Aim
Pull out every line from the line containing "Convert this screenshot" through the end of the material, both ends included, and reproduce it exactly. Keep pictures out.

Stored data
-- begin --

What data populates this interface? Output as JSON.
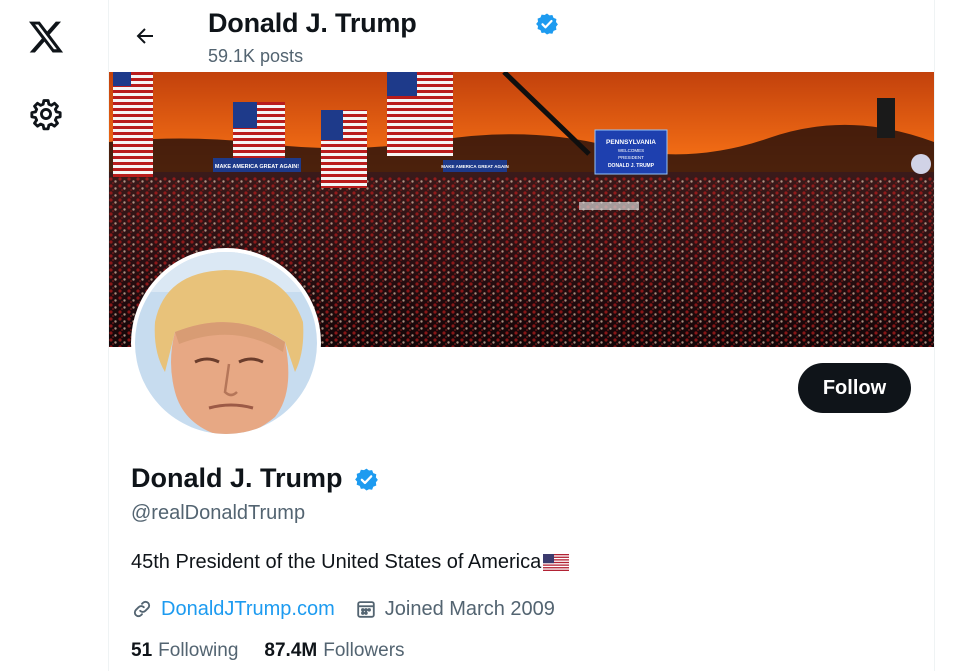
{
  "nav": {
    "logo_icon": "x-logo-icon",
    "settings_icon": "gear-icon"
  },
  "header": {
    "back_icon": "arrow-left-icon",
    "name": "Donald J. Trump",
    "posts_count": "59.1K posts",
    "verified_icon": "verified-badge-icon"
  },
  "banner": {
    "signs": [
      "MAKE AMERICA GREAT AGAIN!",
      "MAKE AMERICA GREAT AGAIN",
      "PENNSYLVANIA",
      "WELCOMES",
      "PRESIDENT",
      "DONALD J. TRUMP"
    ]
  },
  "profile": {
    "follow_label": "Follow",
    "name": "Donald J. Trump",
    "handle": "@realDonaldTrump",
    "bio": "45th President of the United States of America",
    "website": "DonaldJTrump.com",
    "joined": "Joined March 2009",
    "following_count": "51",
    "following_label": "Following",
    "followers_count": "87.4M",
    "followers_label": "Followers"
  },
  "colors": {
    "accent": "#1d9bf0",
    "text": "#0f1419",
    "muted": "#536471",
    "button": "#0f1419"
  }
}
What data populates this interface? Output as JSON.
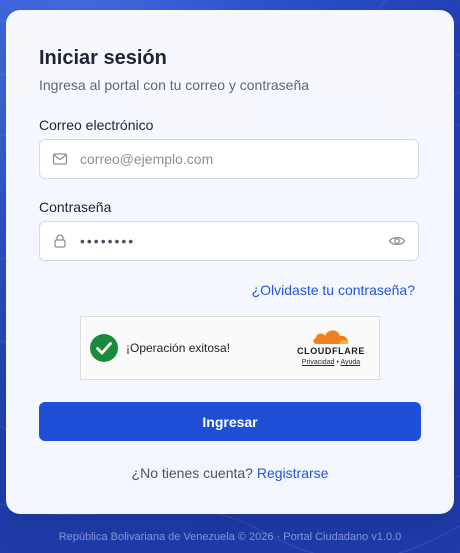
{
  "login": {
    "title": "Iniciar sesión",
    "subtitle": "Ingresa al portal con tu correo y contraseña",
    "email_label": "Correo electrónico",
    "email_placeholder": "correo@ejemplo.com",
    "email_value": "",
    "password_label": "Contraseña",
    "password_value": "xxxxxxxx",
    "forgot_link": "¿Olvidaste tu contraseña?",
    "submit_label": "Ingresar",
    "no_account_text": "¿No tienes cuenta?",
    "register_link": "Registrarse"
  },
  "captcha": {
    "status_text": "¡Operación exitosa!",
    "brand": "CLOUDFLARE",
    "privacy_link": "Privacidad",
    "separator": "•",
    "help_link": "Ayuda"
  },
  "footer": {
    "text": "República Bolivariana de Venezuela © 2026 · Portal Ciudadano v1.0.0"
  },
  "colors": {
    "primary": "#1f4fd6",
    "link": "#2356d8",
    "success": "#1a8a3f",
    "cloudflare_orange": "#f38020"
  },
  "icons": {
    "email": "mail-icon",
    "password": "lock-icon",
    "toggle": "eye-icon",
    "captcha_check": "check-circle-icon",
    "captcha_brand": "cloud-icon"
  }
}
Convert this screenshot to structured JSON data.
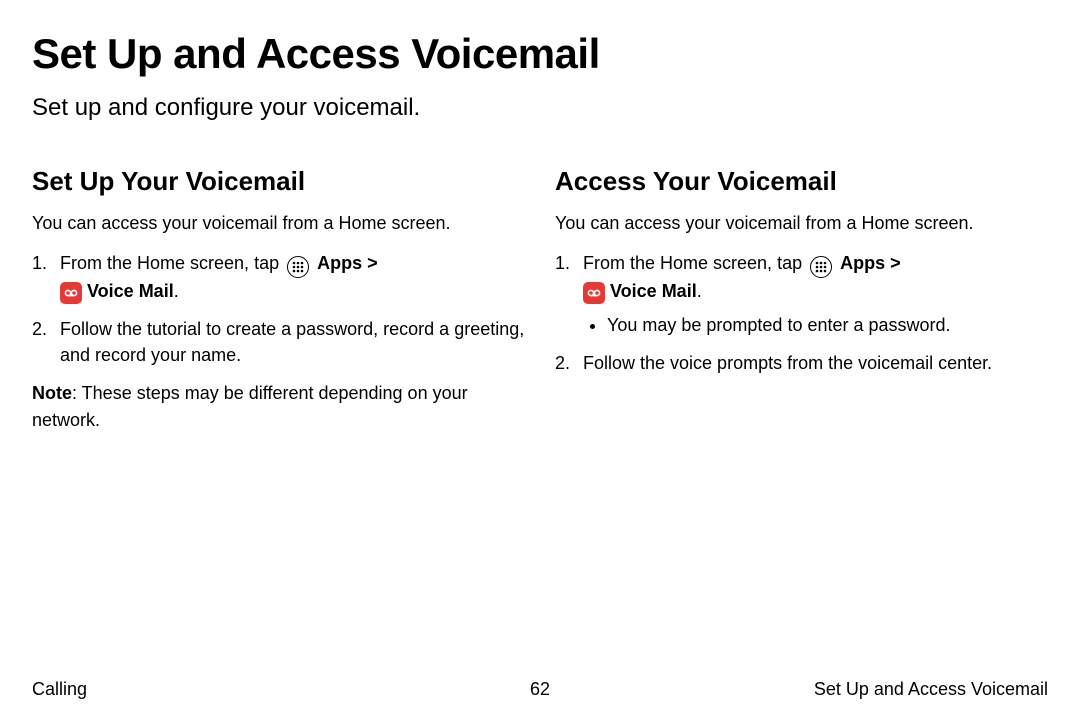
{
  "page": {
    "title": "Set Up and Access Voicemail",
    "subtitle": "Set up and configure your voicemail."
  },
  "icons": {
    "apps": "apps-icon",
    "voicemail": "voicemail-icon"
  },
  "left": {
    "heading": "Set Up Your Voicemail",
    "intro": "You can access your voicemail from a Home screen.",
    "step1_pre": "From the Home screen, tap ",
    "step1_apps": "Apps",
    "step1_sep": " > ",
    "step1_vm": "Voice Mail",
    "step1_post": ".",
    "step2": "Follow the tutorial to create a password, record a greeting, and record your name.",
    "note_label": "Note",
    "note_body": ": These steps may be different depending on your network."
  },
  "right": {
    "heading": "Access Your Voicemail",
    "intro": "You can access your voicemail from a Home screen.",
    "step1_pre": "From the Home screen, tap ",
    "step1_apps": "Apps",
    "step1_sep": " > ",
    "step1_vm": "Voice Mail",
    "step1_post": ".",
    "sub1": "You may be prompted to enter a password.",
    "step2": "Follow the voice prompts from the voicemail center."
  },
  "footer": {
    "left": "Calling",
    "center": "62",
    "right": "Set Up and Access Voicemail"
  }
}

-- end --

Reply to the task
Convert this screenshot to structured JSON data.
{
  "page": {
    "title": "Set Up and Access Voicemail",
    "subtitle": "Set up and configure your voicemail."
  },
  "icons": {
    "apps": "apps-icon",
    "voicemail": "voicemail-icon"
  },
  "left": {
    "heading": "Set Up Your Voicemail",
    "intro": "You can access your voicemail from a Home screen.",
    "step1_pre": "From the Home screen, tap ",
    "step1_apps": "Apps",
    "step1_sep": " > ",
    "step1_vm": "Voice Mail",
    "step1_post": ".",
    "step2": "Follow the tutorial to create a password, record a greeting, and record your name.",
    "note_label": "Note",
    "note_body": ": These steps may be different depending on your network."
  },
  "right": {
    "heading": "Access Your Voicemail",
    "intro": "You can access your voicemail from a Home screen.",
    "step1_pre": "From the Home screen, tap ",
    "step1_apps": "Apps",
    "step1_sep": " > ",
    "step1_vm": "Voice Mail",
    "step1_post": ".",
    "sub1": "You may be prompted to enter a password.",
    "step2": "Follow the voice prompts from the voicemail center."
  },
  "footer": {
    "left": "Calling",
    "center": "62",
    "right": "Set Up and Access Voicemail"
  }
}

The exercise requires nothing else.